▶ [TASK INSTRUCTIONS]: Each line of the material must be repeated precisely, with the pictures left out.

▶ [RAW RECORDS]:

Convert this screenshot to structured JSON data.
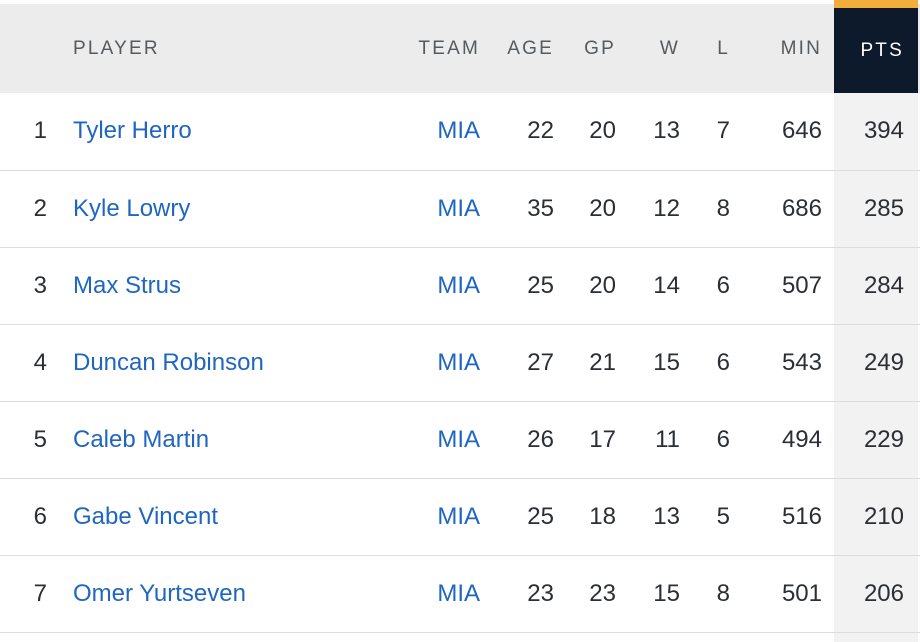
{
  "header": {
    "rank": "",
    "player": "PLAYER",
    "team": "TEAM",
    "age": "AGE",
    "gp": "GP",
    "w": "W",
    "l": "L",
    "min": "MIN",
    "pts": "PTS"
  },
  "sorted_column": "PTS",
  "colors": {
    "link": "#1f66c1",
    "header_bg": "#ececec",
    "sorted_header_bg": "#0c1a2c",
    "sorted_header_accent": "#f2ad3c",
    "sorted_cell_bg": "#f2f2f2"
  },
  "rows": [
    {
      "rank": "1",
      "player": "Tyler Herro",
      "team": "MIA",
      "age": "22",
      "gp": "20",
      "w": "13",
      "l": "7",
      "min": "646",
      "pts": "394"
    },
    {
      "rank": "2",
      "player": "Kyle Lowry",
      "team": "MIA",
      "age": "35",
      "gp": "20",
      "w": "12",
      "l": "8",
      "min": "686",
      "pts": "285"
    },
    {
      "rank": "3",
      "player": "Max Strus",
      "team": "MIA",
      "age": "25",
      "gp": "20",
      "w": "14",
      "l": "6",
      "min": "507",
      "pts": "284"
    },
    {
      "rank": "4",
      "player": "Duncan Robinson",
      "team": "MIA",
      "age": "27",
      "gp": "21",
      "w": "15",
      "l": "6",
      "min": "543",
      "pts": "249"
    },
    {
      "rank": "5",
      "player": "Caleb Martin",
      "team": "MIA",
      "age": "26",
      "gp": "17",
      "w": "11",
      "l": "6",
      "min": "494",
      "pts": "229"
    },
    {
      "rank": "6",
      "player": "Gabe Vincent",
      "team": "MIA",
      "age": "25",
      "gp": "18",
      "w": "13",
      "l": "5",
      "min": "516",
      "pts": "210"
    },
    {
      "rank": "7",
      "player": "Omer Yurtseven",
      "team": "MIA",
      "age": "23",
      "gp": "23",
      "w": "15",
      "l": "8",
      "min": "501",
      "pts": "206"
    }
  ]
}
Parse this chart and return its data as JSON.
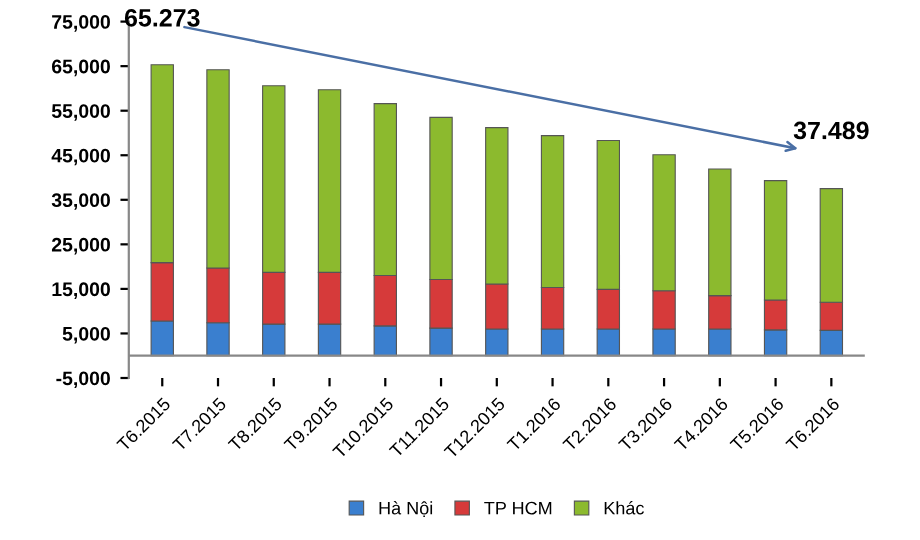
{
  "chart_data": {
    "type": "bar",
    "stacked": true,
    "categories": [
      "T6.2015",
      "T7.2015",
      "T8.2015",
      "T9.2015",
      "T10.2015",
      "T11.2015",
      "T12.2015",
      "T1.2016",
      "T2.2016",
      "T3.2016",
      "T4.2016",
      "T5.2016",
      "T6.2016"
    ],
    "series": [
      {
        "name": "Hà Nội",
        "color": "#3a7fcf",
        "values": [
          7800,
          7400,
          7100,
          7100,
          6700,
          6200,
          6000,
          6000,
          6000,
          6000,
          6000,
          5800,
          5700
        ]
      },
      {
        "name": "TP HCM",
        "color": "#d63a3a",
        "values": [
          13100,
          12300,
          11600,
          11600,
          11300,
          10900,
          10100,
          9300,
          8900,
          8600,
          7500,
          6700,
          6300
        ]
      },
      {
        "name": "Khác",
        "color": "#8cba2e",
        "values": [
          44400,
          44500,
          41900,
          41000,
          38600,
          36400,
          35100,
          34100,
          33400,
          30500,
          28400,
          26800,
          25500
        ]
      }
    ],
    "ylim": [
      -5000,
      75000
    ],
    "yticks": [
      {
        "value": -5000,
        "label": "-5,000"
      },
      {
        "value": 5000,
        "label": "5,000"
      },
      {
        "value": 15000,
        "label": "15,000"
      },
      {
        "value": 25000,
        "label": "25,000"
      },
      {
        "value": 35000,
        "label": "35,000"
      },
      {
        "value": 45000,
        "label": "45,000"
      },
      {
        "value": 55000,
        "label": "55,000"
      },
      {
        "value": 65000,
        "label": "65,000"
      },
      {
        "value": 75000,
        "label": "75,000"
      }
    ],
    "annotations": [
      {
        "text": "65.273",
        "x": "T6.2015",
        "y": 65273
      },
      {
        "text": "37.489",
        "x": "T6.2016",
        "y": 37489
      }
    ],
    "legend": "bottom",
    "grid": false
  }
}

▶ [RESULT OF THE EXERCISE]:
Convert this screenshot to structured JSON data.
{
  "header": {
    "rank": "",
    "player": "PLAYER",
    "team": "TEAM",
    "age": "AGE",
    "gp": "GP",
    "w": "W",
    "l": "L",
    "min": "MIN",
    "pts": "PTS"
  },
  "sorted_column": "PTS",
  "colors": {
    "link": "#1f66c1",
    "header_bg": "#ececec",
    "sorted_header_bg": "#0c1a2c",
    "sorted_header_accent": "#f2ad3c",
    "sorted_cell_bg": "#f2f2f2"
  },
  "rows": [
    {
      "rank": "1",
      "player": "Tyler Herro",
      "team": "MIA",
      "age": "22",
      "gp": "20",
      "w": "13",
      "l": "7",
      "min": "646",
      "pts": "394"
    },
    {
      "rank": "2",
      "player": "Kyle Lowry",
      "team": "MIA",
      "age": "35",
      "gp": "20",
      "w": "12",
      "l": "8",
      "min": "686",
      "pts": "285"
    },
    {
      "rank": "3",
      "player": "Max Strus",
      "team": "MIA",
      "age": "25",
      "gp": "20",
      "w": "14",
      "l": "6",
      "min": "507",
      "pts": "284"
    },
    {
      "rank": "4",
      "player": "Duncan Robinson",
      "team": "MIA",
      "age": "27",
      "gp": "21",
      "w": "15",
      "l": "6",
      "min": "543",
      "pts": "249"
    },
    {
      "rank": "5",
      "player": "Caleb Martin",
      "team": "MIA",
      "age": "26",
      "gp": "17",
      "w": "11",
      "l": "6",
      "min": "494",
      "pts": "229"
    },
    {
      "rank": "6",
      "player": "Gabe Vincent",
      "team": "MIA",
      "age": "25",
      "gp": "18",
      "w": "13",
      "l": "5",
      "min": "516",
      "pts": "210"
    },
    {
      "rank": "7",
      "player": "Omer Yurtseven",
      "team": "MIA",
      "age": "23",
      "gp": "23",
      "w": "15",
      "l": "8",
      "min": "501",
      "pts": "206"
    }
  ]
}
Parse this chart and return its data as JSON.
{
  "chart_data": {
    "type": "bar",
    "stacked": true,
    "categories": [
      "T6.2015",
      "T7.2015",
      "T8.2015",
      "T9.2015",
      "T10.2015",
      "T11.2015",
      "T12.2015",
      "T1.2016",
      "T2.2016",
      "T3.2016",
      "T4.2016",
      "T5.2016",
      "T6.2016"
    ],
    "series": [
      {
        "name": "Hà Nội",
        "color": "#3a7fcf",
        "values": [
          7800,
          7400,
          7100,
          7100,
          6700,
          6200,
          6000,
          6000,
          6000,
          6000,
          6000,
          5800,
          5700
        ]
      },
      {
        "name": "TP HCM",
        "color": "#d63a3a",
        "values": [
          13100,
          12300,
          11600,
          11600,
          11300,
          10900,
          10100,
          9300,
          8900,
          8600,
          7500,
          6700,
          6300
        ]
      },
      {
        "name": "Khác",
        "color": "#8cba2e",
        "values": [
          44400,
          44500,
          41900,
          41000,
          38600,
          36400,
          35100,
          34100,
          33400,
          30500,
          28400,
          26800,
          25500
        ]
      }
    ],
    "ylim": [
      -5000,
      75000
    ],
    "yticks": [
      {
        "value": -5000,
        "label": "-5,000"
      },
      {
        "value": 5000,
        "label": "5,000"
      },
      {
        "value": 15000,
        "label": "15,000"
      },
      {
        "value": 25000,
        "label": "25,000"
      },
      {
        "value": 35000,
        "label": "35,000"
      },
      {
        "value": 45000,
        "label": "45,000"
      },
      {
        "value": 55000,
        "label": "55,000"
      },
      {
        "value": 65000,
        "label": "65,000"
      },
      {
        "value": 75000,
        "label": "75,000"
      }
    ],
    "annotations": [
      {
        "text": "65.273",
        "x": "T6.2015",
        "y": 65273
      },
      {
        "text": "37.489",
        "x": "T6.2016",
        "y": 37489
      }
    ],
    "legend": "bottom",
    "grid": false
  }
}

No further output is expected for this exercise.